**Goal of the exercise:** Type every record exactly as it appears.

---*---

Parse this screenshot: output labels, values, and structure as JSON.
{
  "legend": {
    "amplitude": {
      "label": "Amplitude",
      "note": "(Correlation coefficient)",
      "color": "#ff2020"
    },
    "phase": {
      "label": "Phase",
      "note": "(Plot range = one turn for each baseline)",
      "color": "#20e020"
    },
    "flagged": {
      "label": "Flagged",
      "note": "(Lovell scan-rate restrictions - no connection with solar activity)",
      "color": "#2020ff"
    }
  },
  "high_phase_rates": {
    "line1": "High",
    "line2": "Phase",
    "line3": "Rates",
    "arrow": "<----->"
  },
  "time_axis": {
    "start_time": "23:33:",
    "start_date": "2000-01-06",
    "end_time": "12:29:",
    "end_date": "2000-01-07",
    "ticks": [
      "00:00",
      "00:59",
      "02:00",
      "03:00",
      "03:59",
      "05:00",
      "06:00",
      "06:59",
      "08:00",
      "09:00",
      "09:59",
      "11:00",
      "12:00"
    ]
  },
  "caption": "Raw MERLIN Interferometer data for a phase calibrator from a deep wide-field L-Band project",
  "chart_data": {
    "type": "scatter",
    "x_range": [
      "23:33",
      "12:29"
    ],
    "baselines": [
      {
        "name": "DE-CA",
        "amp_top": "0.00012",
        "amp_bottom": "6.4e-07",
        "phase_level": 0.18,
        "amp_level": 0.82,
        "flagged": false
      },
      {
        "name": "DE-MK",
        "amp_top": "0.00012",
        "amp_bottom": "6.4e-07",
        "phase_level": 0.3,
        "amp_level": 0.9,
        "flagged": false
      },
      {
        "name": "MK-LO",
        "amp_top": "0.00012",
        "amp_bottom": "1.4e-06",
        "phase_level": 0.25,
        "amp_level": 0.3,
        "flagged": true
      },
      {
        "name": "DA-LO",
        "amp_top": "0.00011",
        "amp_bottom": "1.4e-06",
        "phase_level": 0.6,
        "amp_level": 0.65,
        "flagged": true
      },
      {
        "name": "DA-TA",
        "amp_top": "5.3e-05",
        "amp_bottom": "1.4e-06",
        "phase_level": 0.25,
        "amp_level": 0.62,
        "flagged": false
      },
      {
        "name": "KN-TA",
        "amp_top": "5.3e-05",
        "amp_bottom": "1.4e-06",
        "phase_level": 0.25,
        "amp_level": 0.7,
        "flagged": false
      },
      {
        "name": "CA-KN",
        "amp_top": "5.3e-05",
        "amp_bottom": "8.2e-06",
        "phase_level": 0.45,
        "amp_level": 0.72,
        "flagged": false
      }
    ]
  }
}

---*---

**The output:**
Parse this screenshot: output labels, values, and structure as JSON.
{
  "legend": {
    "amplitude": {
      "label": "Amplitude",
      "note": "(Correlation coefficient)",
      "color": "#ff2020"
    },
    "phase": {
      "label": "Phase",
      "note": "(Plot range = one turn for each baseline)",
      "color": "#20e020"
    },
    "flagged": {
      "label": "Flagged",
      "note": "(Lovell scan-rate restrictions - no connection with solar activity)",
      "color": "#2020ff"
    }
  },
  "high_phase_rates": {
    "line1": "High",
    "line2": "Phase",
    "line3": "Rates",
    "arrow": "<----->"
  },
  "time_axis": {
    "start_time": "23:33:",
    "start_date": "2000-01-06",
    "end_time": "12:29:",
    "end_date": "2000-01-07",
    "ticks": [
      "00:00",
      "00:59",
      "02:00",
      "03:00",
      "03:59",
      "05:00",
      "06:00",
      "06:59",
      "08:00",
      "09:00",
      "09:59",
      "11:00",
      "12:00"
    ]
  },
  "caption": "Raw MERLIN Interferometer data for a phase calibrator from a deep wide-field L-Band project",
  "chart_data": {
    "type": "scatter",
    "x_range": [
      "23:33",
      "12:29"
    ],
    "baselines": [
      {
        "name": "DE-CA",
        "amp_top": "0.00012",
        "amp_bottom": "6.4e-07",
        "phase_level": 0.18,
        "amp_level": 0.82,
        "flagged": false
      },
      {
        "name": "DE-MK",
        "amp_top": "0.00012",
        "amp_bottom": "6.4e-07",
        "phase_level": 0.3,
        "amp_level": 0.9,
        "flagged": false
      },
      {
        "name": "MK-LO",
        "amp_top": "0.00012",
        "amp_bottom": "1.4e-06",
        "phase_level": 0.25,
        "amp_level": 0.3,
        "flagged": true
      },
      {
        "name": "DA-LO",
        "amp_top": "0.00011",
        "amp_bottom": "1.4e-06",
        "phase_level": 0.6,
        "amp_level": 0.65,
        "flagged": true
      },
      {
        "name": "DA-TA",
        "amp_top": "5.3e-05",
        "amp_bottom": "1.4e-06",
        "phase_level": 0.25,
        "amp_level": 0.62,
        "flagged": false
      },
      {
        "name": "KN-TA",
        "amp_top": "5.3e-05",
        "amp_bottom": "1.4e-06",
        "phase_level": 0.25,
        "amp_level": 0.7,
        "flagged": false
      },
      {
        "name": "CA-KN",
        "amp_top": "5.3e-05",
        "amp_bottom": "8.2e-06",
        "phase_level": 0.45,
        "amp_level": 0.72,
        "flagged": false
      }
    ]
  }
}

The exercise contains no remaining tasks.